- **What you are asked to do**
Copy out every line in which the string "need" occurs.

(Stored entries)
start
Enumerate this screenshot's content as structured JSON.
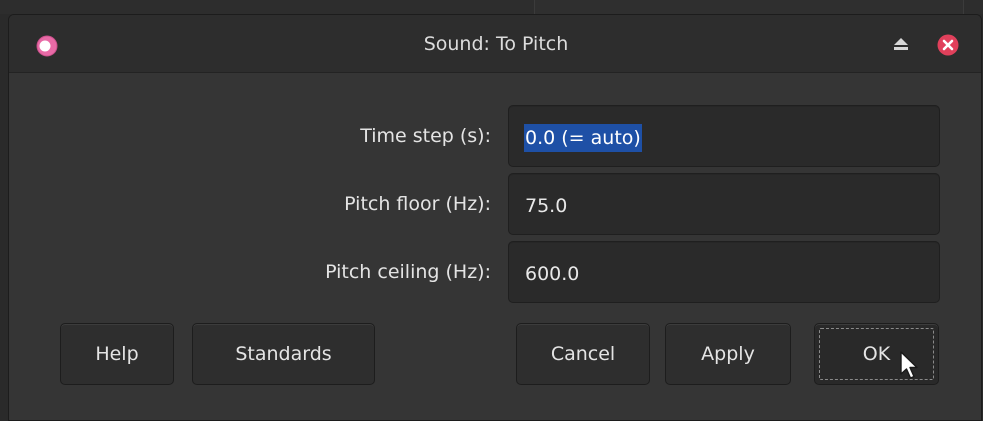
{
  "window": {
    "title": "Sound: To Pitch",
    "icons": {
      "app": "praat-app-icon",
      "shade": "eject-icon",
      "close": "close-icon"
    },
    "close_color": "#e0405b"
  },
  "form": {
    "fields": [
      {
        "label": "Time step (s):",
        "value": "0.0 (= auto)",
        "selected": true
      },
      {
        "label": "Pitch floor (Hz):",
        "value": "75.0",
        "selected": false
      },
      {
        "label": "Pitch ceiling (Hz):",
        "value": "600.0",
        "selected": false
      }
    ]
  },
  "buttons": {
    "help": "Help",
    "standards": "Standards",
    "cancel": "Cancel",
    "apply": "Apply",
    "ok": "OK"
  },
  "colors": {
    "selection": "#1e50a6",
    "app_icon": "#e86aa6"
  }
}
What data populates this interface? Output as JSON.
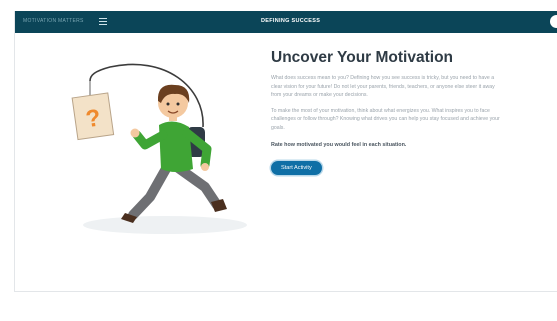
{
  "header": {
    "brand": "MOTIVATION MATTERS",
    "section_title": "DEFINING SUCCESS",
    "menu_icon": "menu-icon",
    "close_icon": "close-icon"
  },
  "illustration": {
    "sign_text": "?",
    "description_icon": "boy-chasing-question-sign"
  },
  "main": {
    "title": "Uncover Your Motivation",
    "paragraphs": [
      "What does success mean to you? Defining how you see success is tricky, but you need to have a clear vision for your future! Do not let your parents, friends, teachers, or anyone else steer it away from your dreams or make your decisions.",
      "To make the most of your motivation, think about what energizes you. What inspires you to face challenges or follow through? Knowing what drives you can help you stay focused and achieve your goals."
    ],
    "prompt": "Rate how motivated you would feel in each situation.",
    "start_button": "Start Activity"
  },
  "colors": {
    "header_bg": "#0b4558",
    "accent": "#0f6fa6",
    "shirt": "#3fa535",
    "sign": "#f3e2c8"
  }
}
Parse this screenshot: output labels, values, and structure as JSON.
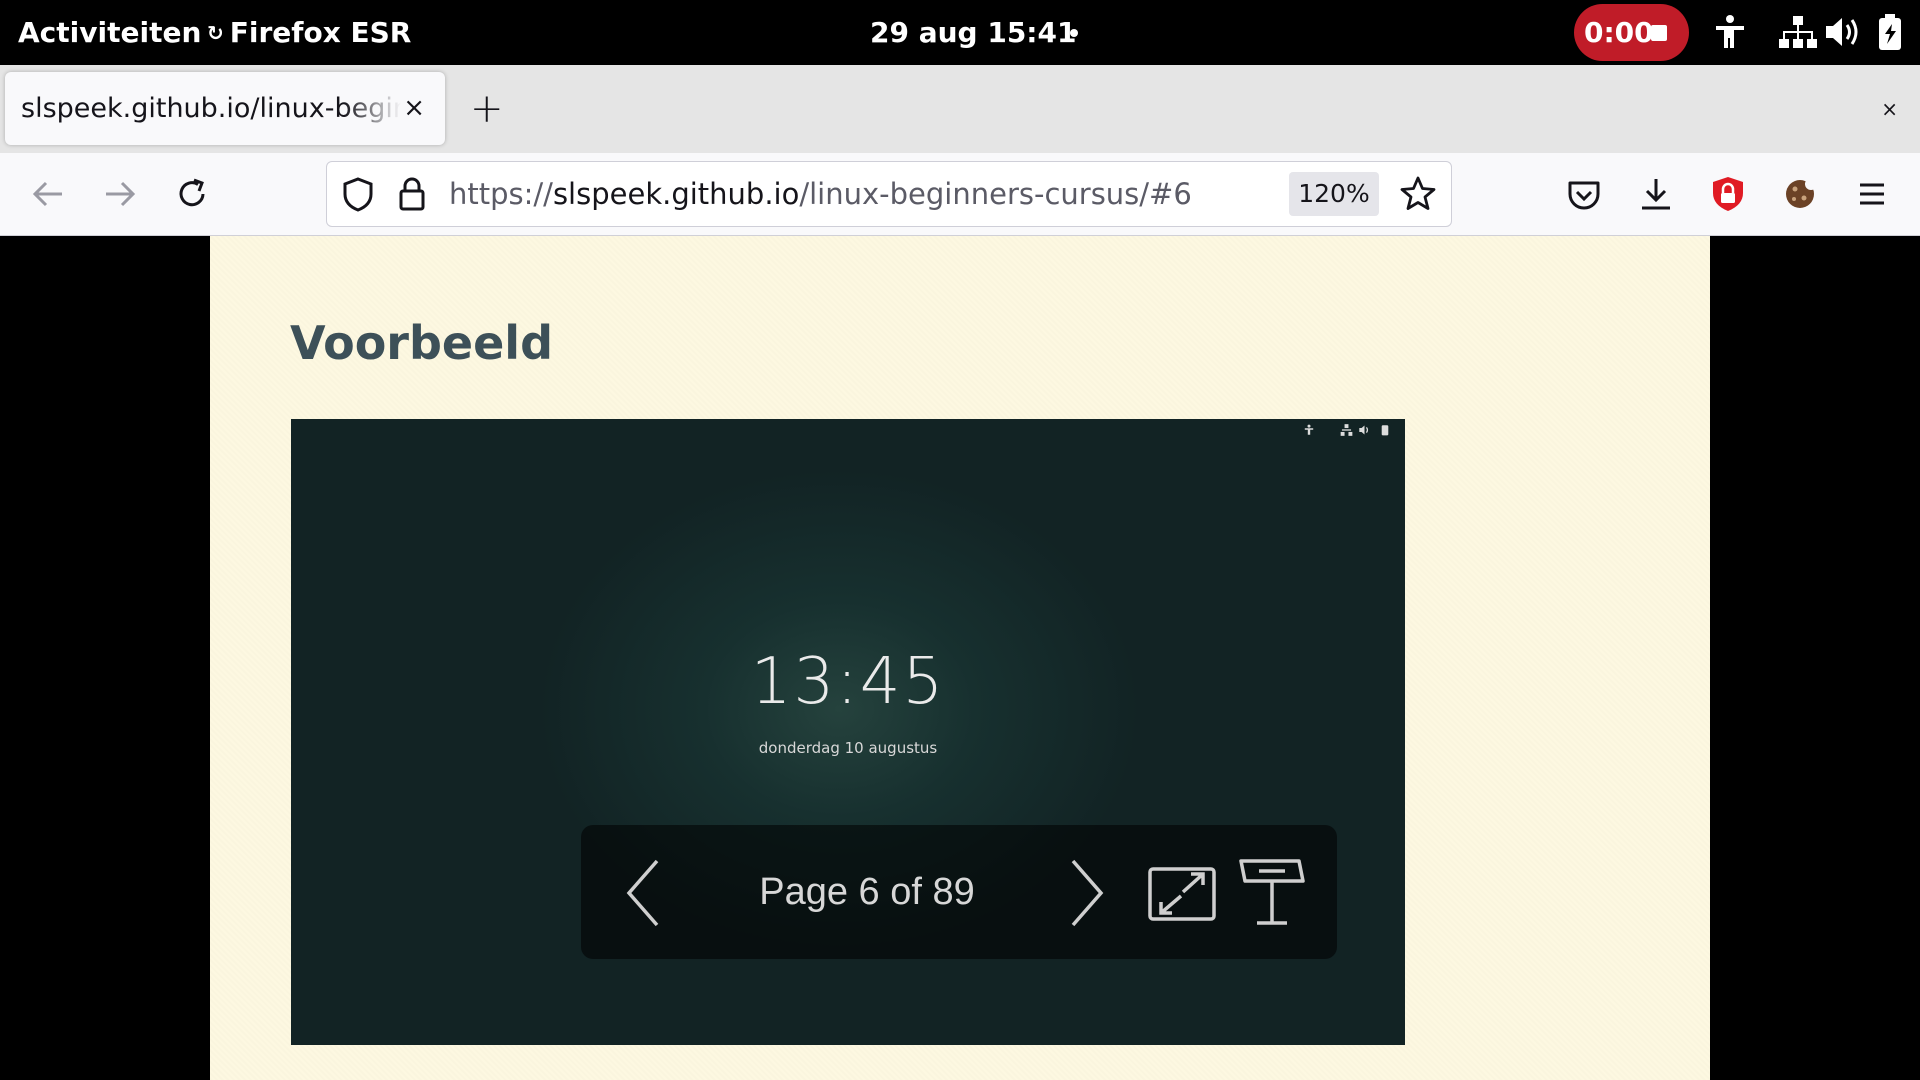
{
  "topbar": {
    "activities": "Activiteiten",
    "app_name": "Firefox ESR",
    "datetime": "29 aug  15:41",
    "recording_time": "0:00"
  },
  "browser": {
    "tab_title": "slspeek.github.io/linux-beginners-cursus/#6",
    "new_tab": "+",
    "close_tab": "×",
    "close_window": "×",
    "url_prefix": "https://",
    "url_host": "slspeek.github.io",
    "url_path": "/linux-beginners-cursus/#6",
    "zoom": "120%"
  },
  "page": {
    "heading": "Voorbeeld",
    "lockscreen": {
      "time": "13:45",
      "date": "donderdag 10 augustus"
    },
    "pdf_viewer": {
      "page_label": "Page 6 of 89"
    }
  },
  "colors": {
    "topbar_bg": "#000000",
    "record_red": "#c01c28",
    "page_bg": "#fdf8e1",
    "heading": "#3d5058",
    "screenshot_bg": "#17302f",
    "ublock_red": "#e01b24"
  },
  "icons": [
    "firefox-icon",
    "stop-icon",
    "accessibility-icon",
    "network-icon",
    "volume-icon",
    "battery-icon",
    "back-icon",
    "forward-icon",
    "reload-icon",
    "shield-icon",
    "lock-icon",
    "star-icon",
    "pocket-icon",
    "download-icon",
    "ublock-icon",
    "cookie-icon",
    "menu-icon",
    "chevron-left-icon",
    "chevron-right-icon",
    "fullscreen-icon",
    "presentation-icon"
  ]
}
end
start
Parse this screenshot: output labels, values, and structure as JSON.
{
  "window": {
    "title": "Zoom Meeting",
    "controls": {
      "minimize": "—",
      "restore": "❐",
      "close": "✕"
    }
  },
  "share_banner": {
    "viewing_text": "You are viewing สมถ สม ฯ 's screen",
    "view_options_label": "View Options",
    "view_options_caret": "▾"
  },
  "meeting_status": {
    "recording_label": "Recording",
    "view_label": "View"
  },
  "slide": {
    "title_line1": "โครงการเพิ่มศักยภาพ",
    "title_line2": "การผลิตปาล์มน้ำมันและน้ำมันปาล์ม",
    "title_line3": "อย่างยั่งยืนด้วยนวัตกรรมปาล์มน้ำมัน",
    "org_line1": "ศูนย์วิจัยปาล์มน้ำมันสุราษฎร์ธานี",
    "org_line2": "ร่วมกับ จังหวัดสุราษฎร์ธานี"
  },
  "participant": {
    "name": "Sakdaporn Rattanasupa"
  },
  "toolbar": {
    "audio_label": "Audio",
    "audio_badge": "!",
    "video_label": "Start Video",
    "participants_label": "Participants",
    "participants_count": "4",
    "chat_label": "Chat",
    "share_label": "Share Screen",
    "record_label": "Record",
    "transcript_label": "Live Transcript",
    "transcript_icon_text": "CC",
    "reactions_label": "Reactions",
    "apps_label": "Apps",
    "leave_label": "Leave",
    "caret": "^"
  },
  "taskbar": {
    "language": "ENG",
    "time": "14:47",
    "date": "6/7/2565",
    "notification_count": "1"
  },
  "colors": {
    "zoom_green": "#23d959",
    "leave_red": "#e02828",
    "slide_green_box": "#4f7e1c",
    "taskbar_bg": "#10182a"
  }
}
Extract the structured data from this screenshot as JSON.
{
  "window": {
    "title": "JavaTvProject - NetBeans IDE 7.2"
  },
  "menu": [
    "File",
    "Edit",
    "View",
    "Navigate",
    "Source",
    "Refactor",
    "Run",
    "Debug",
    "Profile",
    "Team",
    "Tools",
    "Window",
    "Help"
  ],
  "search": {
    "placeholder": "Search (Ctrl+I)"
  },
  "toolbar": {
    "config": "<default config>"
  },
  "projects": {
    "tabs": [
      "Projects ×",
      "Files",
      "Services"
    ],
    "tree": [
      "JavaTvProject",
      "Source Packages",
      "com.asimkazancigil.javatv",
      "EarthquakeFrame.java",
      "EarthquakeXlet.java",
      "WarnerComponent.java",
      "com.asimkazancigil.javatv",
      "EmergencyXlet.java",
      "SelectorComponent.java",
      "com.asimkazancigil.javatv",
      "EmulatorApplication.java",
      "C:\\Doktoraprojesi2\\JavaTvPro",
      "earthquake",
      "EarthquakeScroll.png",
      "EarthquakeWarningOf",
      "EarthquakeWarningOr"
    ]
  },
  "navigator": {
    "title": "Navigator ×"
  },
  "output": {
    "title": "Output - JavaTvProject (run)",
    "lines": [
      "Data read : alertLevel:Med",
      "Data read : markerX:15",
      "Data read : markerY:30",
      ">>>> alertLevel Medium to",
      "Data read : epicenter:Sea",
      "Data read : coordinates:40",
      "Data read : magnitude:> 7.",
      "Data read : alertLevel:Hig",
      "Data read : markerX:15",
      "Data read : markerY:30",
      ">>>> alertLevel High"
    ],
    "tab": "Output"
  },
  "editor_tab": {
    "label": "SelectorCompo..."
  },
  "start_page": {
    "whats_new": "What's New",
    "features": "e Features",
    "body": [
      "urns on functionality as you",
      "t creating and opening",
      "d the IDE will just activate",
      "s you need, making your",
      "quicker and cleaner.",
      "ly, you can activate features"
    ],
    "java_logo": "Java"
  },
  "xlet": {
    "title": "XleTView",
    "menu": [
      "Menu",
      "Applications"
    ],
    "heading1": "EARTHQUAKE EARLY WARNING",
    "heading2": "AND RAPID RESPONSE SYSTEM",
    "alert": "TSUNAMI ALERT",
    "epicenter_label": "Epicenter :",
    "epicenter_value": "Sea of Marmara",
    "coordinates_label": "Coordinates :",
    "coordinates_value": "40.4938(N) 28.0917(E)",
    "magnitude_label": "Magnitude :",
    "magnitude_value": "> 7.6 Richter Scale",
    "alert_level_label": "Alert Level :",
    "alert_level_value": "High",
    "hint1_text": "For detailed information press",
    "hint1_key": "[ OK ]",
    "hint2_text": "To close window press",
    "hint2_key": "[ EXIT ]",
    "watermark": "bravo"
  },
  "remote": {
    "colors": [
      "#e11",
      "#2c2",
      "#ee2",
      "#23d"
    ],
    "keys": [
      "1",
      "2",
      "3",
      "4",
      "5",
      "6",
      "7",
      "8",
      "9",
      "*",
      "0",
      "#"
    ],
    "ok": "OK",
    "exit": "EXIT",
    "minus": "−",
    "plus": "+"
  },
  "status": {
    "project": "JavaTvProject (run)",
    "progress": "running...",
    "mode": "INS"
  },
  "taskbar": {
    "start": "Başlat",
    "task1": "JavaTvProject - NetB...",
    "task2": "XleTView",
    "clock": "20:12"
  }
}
end
- **Solution for this exercise**
      "What does success mean to you? Defining how you see success is tricky, but you need to have a clear vision for your future! Do not let your parents, friends, teachers, or anyone else steer it away from your dreams or make your decisions.",
      "s you need, making your",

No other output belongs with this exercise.